WORK TO COMPLETE:
Copy each of the items below character for character, keeping every line unchanged.

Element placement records
######

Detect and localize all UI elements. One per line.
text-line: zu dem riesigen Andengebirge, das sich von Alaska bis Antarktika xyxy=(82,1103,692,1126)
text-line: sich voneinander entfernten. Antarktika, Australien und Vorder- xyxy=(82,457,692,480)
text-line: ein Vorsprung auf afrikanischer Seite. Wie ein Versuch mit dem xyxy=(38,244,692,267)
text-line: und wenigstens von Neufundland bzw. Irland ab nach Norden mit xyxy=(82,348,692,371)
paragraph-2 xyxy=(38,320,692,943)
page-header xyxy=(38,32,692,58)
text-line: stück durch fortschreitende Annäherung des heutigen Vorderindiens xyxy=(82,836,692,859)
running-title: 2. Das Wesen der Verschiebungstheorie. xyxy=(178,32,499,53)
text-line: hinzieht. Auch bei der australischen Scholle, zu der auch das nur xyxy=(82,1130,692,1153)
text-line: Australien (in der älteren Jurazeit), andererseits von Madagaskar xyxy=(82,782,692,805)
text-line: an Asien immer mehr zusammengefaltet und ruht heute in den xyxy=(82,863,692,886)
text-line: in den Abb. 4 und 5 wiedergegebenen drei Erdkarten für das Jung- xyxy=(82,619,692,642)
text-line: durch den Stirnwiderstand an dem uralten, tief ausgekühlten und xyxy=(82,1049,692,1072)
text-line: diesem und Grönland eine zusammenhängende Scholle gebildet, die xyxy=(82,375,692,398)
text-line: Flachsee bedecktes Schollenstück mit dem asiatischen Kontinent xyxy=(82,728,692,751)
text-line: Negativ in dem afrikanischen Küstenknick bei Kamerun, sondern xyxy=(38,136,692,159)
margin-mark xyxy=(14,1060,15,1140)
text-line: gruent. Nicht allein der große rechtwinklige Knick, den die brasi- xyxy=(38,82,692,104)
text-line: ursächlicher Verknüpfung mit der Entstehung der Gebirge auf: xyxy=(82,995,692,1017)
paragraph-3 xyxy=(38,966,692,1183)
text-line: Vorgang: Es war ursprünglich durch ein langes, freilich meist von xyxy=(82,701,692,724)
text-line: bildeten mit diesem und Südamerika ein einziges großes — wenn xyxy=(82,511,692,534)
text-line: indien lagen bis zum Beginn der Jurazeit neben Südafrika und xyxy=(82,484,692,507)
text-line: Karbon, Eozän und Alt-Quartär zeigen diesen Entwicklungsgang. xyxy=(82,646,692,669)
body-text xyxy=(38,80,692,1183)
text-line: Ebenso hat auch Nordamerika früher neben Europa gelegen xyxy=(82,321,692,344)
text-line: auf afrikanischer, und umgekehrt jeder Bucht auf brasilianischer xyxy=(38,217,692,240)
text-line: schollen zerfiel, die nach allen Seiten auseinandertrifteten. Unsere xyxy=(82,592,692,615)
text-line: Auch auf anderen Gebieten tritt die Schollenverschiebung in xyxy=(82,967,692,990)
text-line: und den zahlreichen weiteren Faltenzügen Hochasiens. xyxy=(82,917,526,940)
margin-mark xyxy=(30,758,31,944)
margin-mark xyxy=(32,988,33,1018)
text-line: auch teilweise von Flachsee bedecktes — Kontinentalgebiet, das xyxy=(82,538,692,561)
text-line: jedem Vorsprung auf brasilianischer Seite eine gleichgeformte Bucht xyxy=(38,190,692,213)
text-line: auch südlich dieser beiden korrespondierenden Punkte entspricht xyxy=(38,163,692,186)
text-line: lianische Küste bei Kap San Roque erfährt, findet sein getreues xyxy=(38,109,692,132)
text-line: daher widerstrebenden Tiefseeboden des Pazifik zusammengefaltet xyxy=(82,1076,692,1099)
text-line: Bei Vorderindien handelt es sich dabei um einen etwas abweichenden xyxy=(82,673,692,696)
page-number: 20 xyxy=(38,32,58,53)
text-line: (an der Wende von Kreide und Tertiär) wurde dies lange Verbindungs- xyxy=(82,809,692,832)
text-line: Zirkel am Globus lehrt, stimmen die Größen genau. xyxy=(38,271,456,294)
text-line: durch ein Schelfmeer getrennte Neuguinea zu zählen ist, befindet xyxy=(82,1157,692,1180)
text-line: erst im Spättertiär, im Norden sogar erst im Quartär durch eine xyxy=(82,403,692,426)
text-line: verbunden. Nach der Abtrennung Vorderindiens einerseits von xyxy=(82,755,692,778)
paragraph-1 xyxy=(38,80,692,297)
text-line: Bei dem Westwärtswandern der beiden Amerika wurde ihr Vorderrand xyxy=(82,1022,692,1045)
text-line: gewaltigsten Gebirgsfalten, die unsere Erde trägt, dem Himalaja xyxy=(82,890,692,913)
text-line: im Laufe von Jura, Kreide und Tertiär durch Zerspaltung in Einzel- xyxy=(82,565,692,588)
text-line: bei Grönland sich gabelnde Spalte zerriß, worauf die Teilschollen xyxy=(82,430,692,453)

######

ANSWER TO THIS PROBLEM:
Detect and localize all UI elements. One per line.
text-line: zu dem riesigen Andengebirge, das sich von Alaska bis Antarktika xyxy=(82,1103,692,1126)
text-line: sich voneinander entfernten. Antarktika, Australien und Vorder- xyxy=(82,457,692,480)
text-line: ein Vorsprung auf afrikanischer Seite. Wie ein Versuch mit dem xyxy=(38,244,692,267)
text-line: und wenigstens von Neufundland bzw. Irland ab nach Norden mit xyxy=(82,348,692,371)
paragraph-2 xyxy=(38,320,692,943)
page-header xyxy=(38,32,692,58)
text-line: stück durch fortschreitende Annäherung des heutigen Vorderindiens xyxy=(82,836,692,859)
running-title: 2. Das Wesen der Verschiebungstheorie. xyxy=(178,32,499,53)
text-line: hinzieht. Auch bei der australischen Scholle, zu der auch das nur xyxy=(82,1130,692,1153)
text-line: Australien (in der älteren Jurazeit), andererseits von Madagaskar xyxy=(82,782,692,805)
text-line: an Asien immer mehr zusammengefaltet und ruht heute in den xyxy=(82,863,692,886)
text-line: in den Abb. 4 und 5 wiedergegebenen drei Erdkarten für das Jung- xyxy=(82,619,692,642)
text-line: durch den Stirnwiderstand an dem uralten, tief ausgekühlten und xyxy=(82,1049,692,1072)
text-line: diesem und Grönland eine zusammenhängende Scholle gebildet, die xyxy=(82,375,692,398)
text-line: Flachsee bedecktes Schollenstück mit dem asiatischen Kontinent xyxy=(82,728,692,751)
text-line: Negativ in dem afrikanischen Küstenknick bei Kamerun, sondern xyxy=(38,136,692,159)
margin-mark xyxy=(14,1060,15,1140)
text-line: gruent. Nicht allein der große rechtwinklige Knick, den die brasi- xyxy=(38,82,692,104)
text-line: ursächlicher Verknüpfung mit der Entstehung der Gebirge auf: xyxy=(82,995,692,1017)
paragraph-3 xyxy=(38,966,692,1183)
text-line: Vorgang: Es war ursprünglich durch ein langes, freilich meist von xyxy=(82,701,692,724)
text-line: bildeten mit diesem und Südamerika ein einziges großes — wenn xyxy=(82,511,692,534)
text-line: indien lagen bis zum Beginn der Jurazeit neben Südafrika und xyxy=(82,484,692,507)
text-line: Karbon, Eozän und Alt-Quartär zeigen diesen Entwicklungsgang. xyxy=(82,646,692,669)
body-text xyxy=(38,80,692,1183)
text-line: Ebenso hat auch Nordamerika früher neben Europa gelegen xyxy=(82,321,692,344)
text-line: auf afrikanischer, und umgekehrt jeder Bucht auf brasilianischer xyxy=(38,217,692,240)
text-line: schollen zerfiel, die nach allen Seiten auseinandertrifteten. Unsere xyxy=(82,592,692,615)
text-line: Auch auf anderen Gebieten tritt die Schollenverschiebung in xyxy=(82,967,692,990)
text-line: und den zahlreichen weiteren Faltenzügen Hochasiens. xyxy=(82,917,526,940)
margin-mark xyxy=(30,758,31,944)
margin-mark xyxy=(32,988,33,1018)
text-line: auch teilweise von Flachsee bedecktes — Kontinentalgebiet, das xyxy=(82,538,692,561)
text-line: jedem Vorsprung auf brasilianischer Seite eine gleichgeformte Bucht xyxy=(38,190,692,213)
text-line: auch südlich dieser beiden korrespondierenden Punkte entspricht xyxy=(38,163,692,186)
text-line: lianische Küste bei Kap San Roque erfährt, findet sein getreues xyxy=(38,109,692,132)
text-line: daher widerstrebenden Tiefseeboden des Pazifik zusammengefaltet xyxy=(82,1076,692,1099)
text-line: Bei Vorderindien handelt es sich dabei um einen etwas abweichenden xyxy=(82,673,692,696)
page-number: 20 xyxy=(38,32,58,53)
text-line: (an der Wende von Kreide und Tertiär) wurde dies lange Verbindungs- xyxy=(82,809,692,832)
text-line: Zirkel am Globus lehrt, stimmen die Größen genau. xyxy=(38,271,456,294)
text-line: durch ein Schelfmeer getrennte Neuguinea zu zählen ist, befindet xyxy=(82,1157,692,1180)
text-line: erst im Spättertiär, im Norden sogar erst im Quartär durch eine xyxy=(82,403,692,426)
text-line: verbunden. Nach der Abtrennung Vorderindiens einerseits von xyxy=(82,755,692,778)
paragraph-1 xyxy=(38,80,692,297)
text-line: Bei dem Westwärtswandern der beiden Amerika wurde ihr Vorderrand xyxy=(82,1022,692,1045)
text-line: gewaltigsten Gebirgsfalten, die unsere Erde trägt, dem Himalaja xyxy=(82,890,692,913)
text-line: im Laufe von Jura, Kreide und Tertiär durch Zerspaltung in Einzel- xyxy=(82,565,692,588)
text-line: bei Grönland sich gabelnde Spalte zerriß, worauf die Teilschollen xyxy=(82,430,692,453)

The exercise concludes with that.